◆ **WHAT TO WORK ON**: Copy out the data below verbatim.
───── ENTRIES SHOWN ─────
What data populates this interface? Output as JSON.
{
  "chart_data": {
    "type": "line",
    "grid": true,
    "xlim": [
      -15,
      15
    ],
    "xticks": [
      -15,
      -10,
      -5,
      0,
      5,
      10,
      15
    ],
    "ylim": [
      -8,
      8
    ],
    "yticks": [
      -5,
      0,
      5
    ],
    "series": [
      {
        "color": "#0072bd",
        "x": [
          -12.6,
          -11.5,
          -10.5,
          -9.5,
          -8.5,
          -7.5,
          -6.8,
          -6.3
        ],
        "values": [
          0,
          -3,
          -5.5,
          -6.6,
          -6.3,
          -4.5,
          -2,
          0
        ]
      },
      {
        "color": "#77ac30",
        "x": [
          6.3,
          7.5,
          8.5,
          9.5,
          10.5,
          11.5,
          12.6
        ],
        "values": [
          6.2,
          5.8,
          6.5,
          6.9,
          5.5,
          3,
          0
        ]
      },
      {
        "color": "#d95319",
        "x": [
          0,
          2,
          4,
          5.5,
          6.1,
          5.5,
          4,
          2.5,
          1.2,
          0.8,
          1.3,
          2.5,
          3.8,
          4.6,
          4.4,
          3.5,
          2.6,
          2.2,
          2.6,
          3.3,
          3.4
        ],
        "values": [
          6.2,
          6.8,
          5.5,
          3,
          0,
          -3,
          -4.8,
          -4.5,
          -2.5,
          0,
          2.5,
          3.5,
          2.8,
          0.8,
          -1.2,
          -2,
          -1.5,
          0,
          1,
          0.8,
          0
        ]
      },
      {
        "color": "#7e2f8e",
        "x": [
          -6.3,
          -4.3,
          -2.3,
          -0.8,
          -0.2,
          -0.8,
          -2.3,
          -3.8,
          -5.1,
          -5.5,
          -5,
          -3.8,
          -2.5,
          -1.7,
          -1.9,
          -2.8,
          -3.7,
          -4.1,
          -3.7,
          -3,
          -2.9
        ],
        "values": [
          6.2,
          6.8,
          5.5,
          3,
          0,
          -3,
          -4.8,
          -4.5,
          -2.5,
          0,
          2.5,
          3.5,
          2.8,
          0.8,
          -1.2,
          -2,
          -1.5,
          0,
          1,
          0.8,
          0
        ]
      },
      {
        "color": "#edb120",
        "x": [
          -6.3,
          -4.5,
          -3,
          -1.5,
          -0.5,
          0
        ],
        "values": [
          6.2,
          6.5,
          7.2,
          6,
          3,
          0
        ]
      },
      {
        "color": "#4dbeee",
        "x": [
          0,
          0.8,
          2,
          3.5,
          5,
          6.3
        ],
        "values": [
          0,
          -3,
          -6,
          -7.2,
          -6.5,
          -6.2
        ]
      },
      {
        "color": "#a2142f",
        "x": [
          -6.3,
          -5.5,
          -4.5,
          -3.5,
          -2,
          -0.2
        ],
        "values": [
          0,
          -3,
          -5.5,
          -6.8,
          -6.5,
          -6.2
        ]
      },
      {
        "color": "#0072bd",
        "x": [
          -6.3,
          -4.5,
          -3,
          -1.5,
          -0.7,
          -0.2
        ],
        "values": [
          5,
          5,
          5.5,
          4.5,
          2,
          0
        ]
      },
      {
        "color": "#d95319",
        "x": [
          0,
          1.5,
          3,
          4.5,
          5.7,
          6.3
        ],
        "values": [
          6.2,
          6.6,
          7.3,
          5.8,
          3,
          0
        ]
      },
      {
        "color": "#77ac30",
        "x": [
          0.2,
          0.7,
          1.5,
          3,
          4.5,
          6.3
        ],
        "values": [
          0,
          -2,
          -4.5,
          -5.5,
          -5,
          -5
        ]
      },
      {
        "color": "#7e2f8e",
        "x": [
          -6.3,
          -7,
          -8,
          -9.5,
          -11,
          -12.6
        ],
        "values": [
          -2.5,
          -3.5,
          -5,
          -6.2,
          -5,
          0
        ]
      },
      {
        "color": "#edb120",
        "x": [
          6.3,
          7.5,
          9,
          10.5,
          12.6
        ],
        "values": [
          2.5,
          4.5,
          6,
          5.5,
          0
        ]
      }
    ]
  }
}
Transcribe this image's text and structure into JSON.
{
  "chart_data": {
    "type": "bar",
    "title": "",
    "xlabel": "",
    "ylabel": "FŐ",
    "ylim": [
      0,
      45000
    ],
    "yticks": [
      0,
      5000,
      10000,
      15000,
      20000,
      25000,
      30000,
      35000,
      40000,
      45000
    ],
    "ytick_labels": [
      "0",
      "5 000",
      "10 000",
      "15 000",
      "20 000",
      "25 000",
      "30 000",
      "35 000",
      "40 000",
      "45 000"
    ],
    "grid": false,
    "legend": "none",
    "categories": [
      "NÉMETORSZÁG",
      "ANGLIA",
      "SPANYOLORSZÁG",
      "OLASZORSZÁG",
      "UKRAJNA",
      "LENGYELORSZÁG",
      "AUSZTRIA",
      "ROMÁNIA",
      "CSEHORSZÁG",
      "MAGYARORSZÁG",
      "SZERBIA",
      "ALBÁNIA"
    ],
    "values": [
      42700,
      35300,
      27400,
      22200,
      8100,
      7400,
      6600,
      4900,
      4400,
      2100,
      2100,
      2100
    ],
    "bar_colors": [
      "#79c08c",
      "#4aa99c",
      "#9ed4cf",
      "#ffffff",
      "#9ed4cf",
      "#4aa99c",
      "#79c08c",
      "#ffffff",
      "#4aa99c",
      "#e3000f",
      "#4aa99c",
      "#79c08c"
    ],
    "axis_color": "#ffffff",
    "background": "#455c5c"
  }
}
─────
◆ **PROBLEM SOLUTION**:
What data populates this interface? Output as JSON.
{
  "chart_data": {
    "type": "line",
    "grid": true,
    "xlim": [
      -15,
      15
    ],
    "xticks": [
      -15,
      -10,
      -5,
      0,
      5,
      10,
      15
    ],
    "ylim": [
      -8,
      8
    ],
    "yticks": [
      -5,
      0,
      5
    ],
    "series": [
      {
        "color": "#0072bd",
        "x": [
          -12.6,
          -11.5,
          -10.5,
          -9.5,
          -8.5,
          -7.5,
          -6.8,
          -6.3
        ],
        "values": [
          0,
          -3,
          -5.5,
          -6.6,
          -6.3,
          -4.5,
          -2,
          0
        ]
      },
      {
        "color": "#77ac30",
        "x": [
          6.3,
          7.5,
          8.5,
          9.5,
          10.5,
          11.5,
          12.6
        ],
        "values": [
          6.2,
          5.8,
          6.5,
          6.9,
          5.5,
          3,
          0
        ]
      },
      {
        "color": "#d95319",
        "x": [
          0,
          2,
          4,
          5.5,
          6.1,
          5.5,
          4,
          2.5,
          1.2,
          0.8,
          1.3,
          2.5,
          3.8,
          4.6,
          4.4,
          3.5,
          2.6,
          2.2,
          2.6,
          3.3,
          3.4
        ],
        "values": [
          6.2,
          6.8,
          5.5,
          3,
          0,
          -3,
          -4.8,
          -4.5,
          -2.5,
          0,
          2.5,
          3.5,
          2.8,
          0.8,
          -1.2,
          -2,
          -1.5,
          0,
          1,
          0.8,
          0
        ]
      },
      {
        "color": "#7e2f8e",
        "x": [
          -6.3,
          -4.3,
          -2.3,
          -0.8,
          -0.2,
          -0.8,
          -2.3,
          -3.8,
          -5.1,
          -5.5,
          -5,
          -3.8,
          -2.5,
          -1.7,
          -1.9,
          -2.8,
          -3.7,
          -4.1,
          -3.7,
          -3,
          -2.9
        ],
        "values": [
          6.2,
          6.8,
          5.5,
          3,
          0,
          -3,
          -4.8,
          -4.5,
          -2.5,
          0,
          2.5,
          3.5,
          2.8,
          0.8,
          -1.2,
          -2,
          -1.5,
          0,
          1,
          0.8,
          0
        ]
      },
      {
        "color": "#edb120",
        "x": [
          -6.3,
          -4.5,
          -3,
          -1.5,
          -0.5,
          0
        ],
        "values": [
          6.2,
          6.5,
          7.2,
          6,
          3,
          0
        ]
      },
      {
        "color": "#4dbeee",
        "x": [
          0,
          0.8,
          2,
          3.5,
          5,
          6.3
        ],
        "values": [
          0,
          -3,
          -6,
          -7.2,
          -6.5,
          -6.2
        ]
      },
      {
        "color": "#a2142f",
        "x": [
          -6.3,
          -5.5,
          -4.5,
          -3.5,
          -2,
          -0.2
        ],
        "values": [
          0,
          -3,
          -5.5,
          -6.8,
          -6.5,
          -6.2
        ]
      },
      {
        "color": "#0072bd",
        "x": [
          -6.3,
          -4.5,
          -3,
          -1.5,
          -0.7,
          -0.2
        ],
        "values": [
          5,
          5,
          5.5,
          4.5,
          2,
          0
        ]
      },
      {
        "color": "#d95319",
        "x": [
          0,
          1.5,
          3,
          4.5,
          5.7,
          6.3
        ],
        "values": [
          6.2,
          6.6,
          7.3,
          5.8,
          3,
          0
        ]
      },
      {
        "color": "#77ac30",
        "x": [
          0.2,
          0.7,
          1.5,
          3,
          4.5,
          6.3
        ],
        "values": [
          0,
          -2,
          -4.5,
          -5.5,
          -5,
          -5
        ]
      },
      {
        "color": "#7e2f8e",
        "x": [
          -6.3,
          -7,
          -8,
          -9.5,
          -11,
          -12.6
        ],
        "values": [
          -2.5,
          -3.5,
          -5,
          -6.2,
          -5,
          0
        ]
      },
      {
        "color": "#edb120",
        "x": [
          6.3,
          7.5,
          9,
          10.5,
          12.6
        ],
        "values": [
          2.5,
          4.5,
          6,
          5.5,
          0
        ]
      }
    ]
  }
}
Transcribe this image's text and structure into JSON.
{
  "chart_data": {
    "type": "bar",
    "title": "",
    "xlabel": "",
    "ylabel": "FŐ",
    "ylim": [
      0,
      45000
    ],
    "yticks": [
      0,
      5000,
      10000,
      15000,
      20000,
      25000,
      30000,
      35000,
      40000,
      45000
    ],
    "ytick_labels": [
      "0",
      "5 000",
      "10 000",
      "15 000",
      "20 000",
      "25 000",
      "30 000",
      "35 000",
      "40 000",
      "45 000"
    ],
    "grid": false,
    "legend": "none",
    "categories": [
      "NÉMETORSZÁG",
      "ANGLIA",
      "SPANYOLORSZÁG",
      "OLASZORSZÁG",
      "UKRAJNA",
      "LENGYELORSZÁG",
      "AUSZTRIA",
      "ROMÁNIA",
      "CSEHORSZÁG",
      "MAGYARORSZÁG",
      "SZERBIA",
      "ALBÁNIA"
    ],
    "values": [
      42700,
      35300,
      27400,
      22200,
      8100,
      7400,
      6600,
      4900,
      4400,
      2100,
      2100,
      2100
    ],
    "bar_colors": [
      "#79c08c",
      "#4aa99c",
      "#9ed4cf",
      "#ffffff",
      "#9ed4cf",
      "#4aa99c",
      "#79c08c",
      "#ffffff",
      "#4aa99c",
      "#e3000f",
      "#4aa99c",
      "#79c08c"
    ],
    "axis_color": "#ffffff",
    "background": "#455c5c"
  }
}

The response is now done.